» Goal: Only the pictures are omitted; repeat all other data exactly.
────────────────────────────────────────
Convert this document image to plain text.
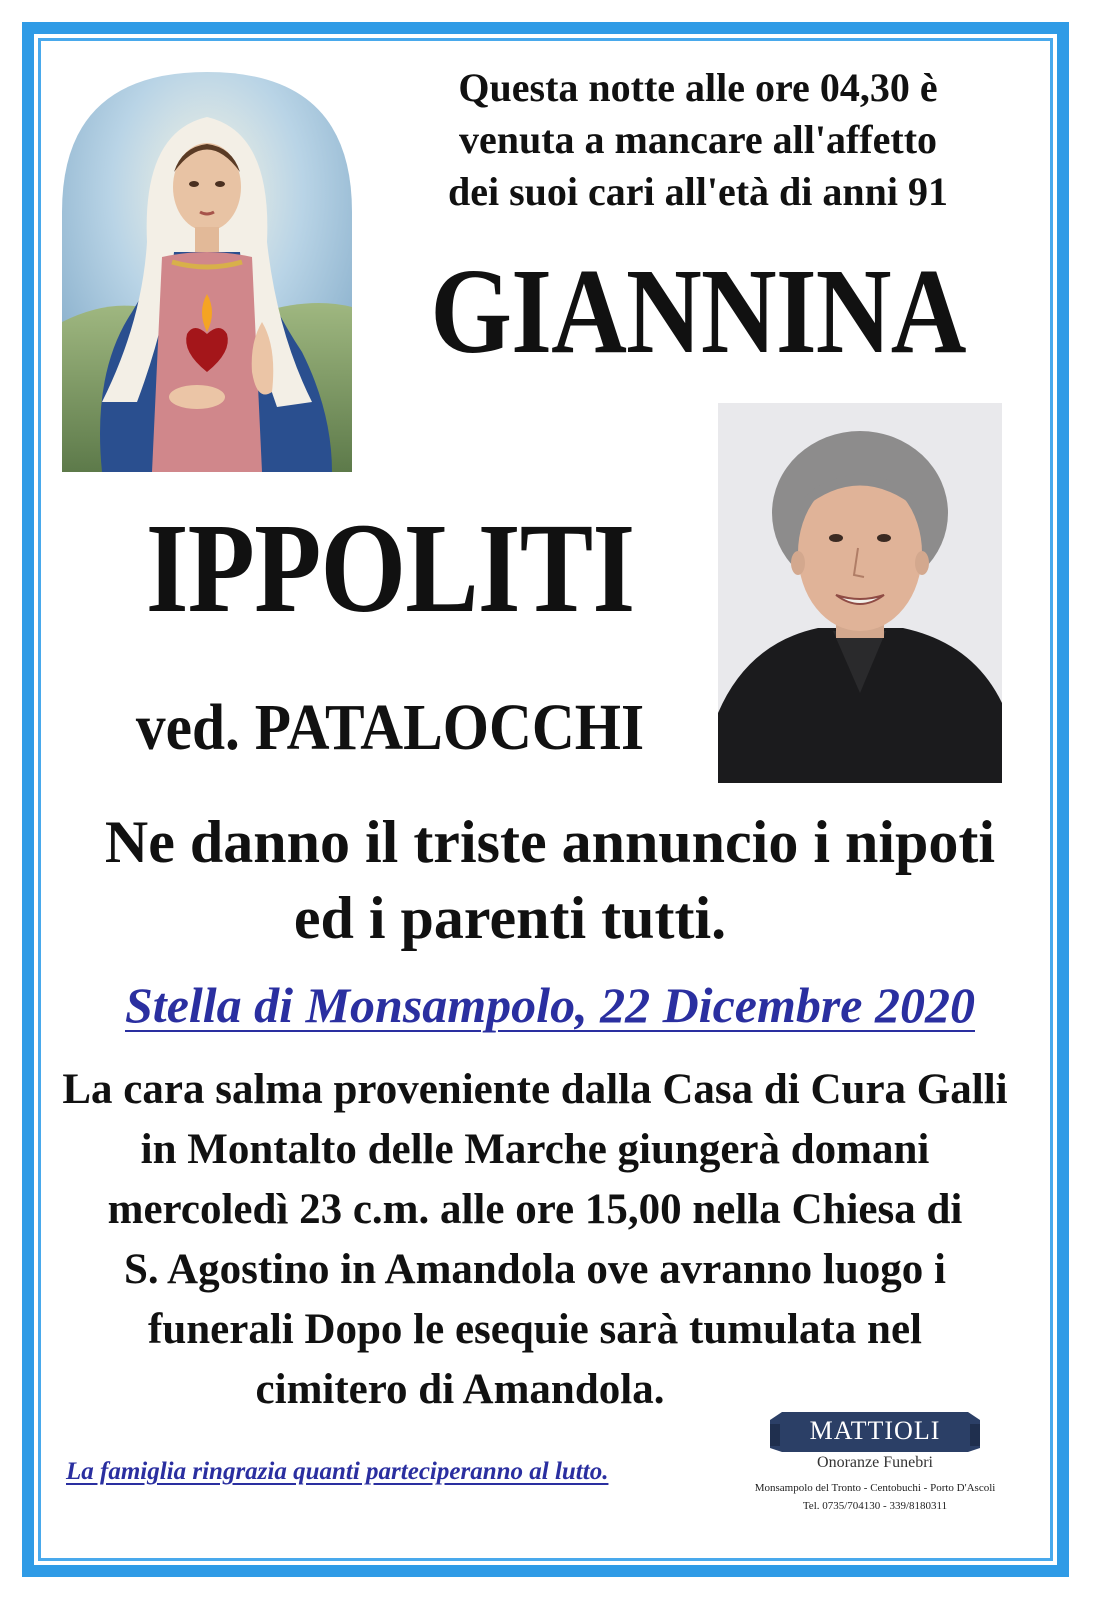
Questa notte alle ore 04,30 è
venuta a mancare all'affetto
dei suoi cari all'età di anni 91
GIANNINA
IPPOLITI
ved. PATALOCCHI
Ne danno il triste annuncio i nipoti
ed i parenti tutti.
Stella di Monsampolo, 22 Dicembre 2020
La cara salma proveniente dalla Casa di Cura Galli
in Montalto delle Marche giungerà domani
mercoledì 23 c.m. alle ore 15,00 nella Chiesa di
S. Agostino in Amandola ove avranno luogo i
funerali Dopo le esequie sarà tumulata nel
cimitero di Amandola.
La famiglia ringrazia quanti parteciperanno al lutto.
MATTIOLI
Onoranze Funebri
Monsampolo del Tronto - Centobuchi - Porto D'Ascoli
Tel. 0735/704130 - 339/8180311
────────────────────────────────────────
» Solution for this task:
Convert this document image to plain text.
Questa notte alle ore 04,30 è
venuta a mancare all'affetto
dei suoi cari all'età di anni 91
GIANNINA
IPPOLITI
ved. PATALOCCHI
Ne danno il triste annuncio i nipoti
ed i parenti tutti.
Stella di Monsampolo, 22 Dicembre 2020
La cara salma proveniente dalla Casa di Cura Galli
in Montalto delle Marche giungerà domani
mercoledì 23 c.m. alle ore 15,00 nella Chiesa di
S. Agostino in Amandola ove avranno luogo i
funerali Dopo le esequie sarà tumulata nel
cimitero di Amandola.
La famiglia ringrazia quanti parteciperanno al lutto.
MATTIOLI
Onoranze Funebri
Monsampolo del Tronto - Centobuchi - Porto D'Ascoli
Tel. 0735/704130 - 339/8180311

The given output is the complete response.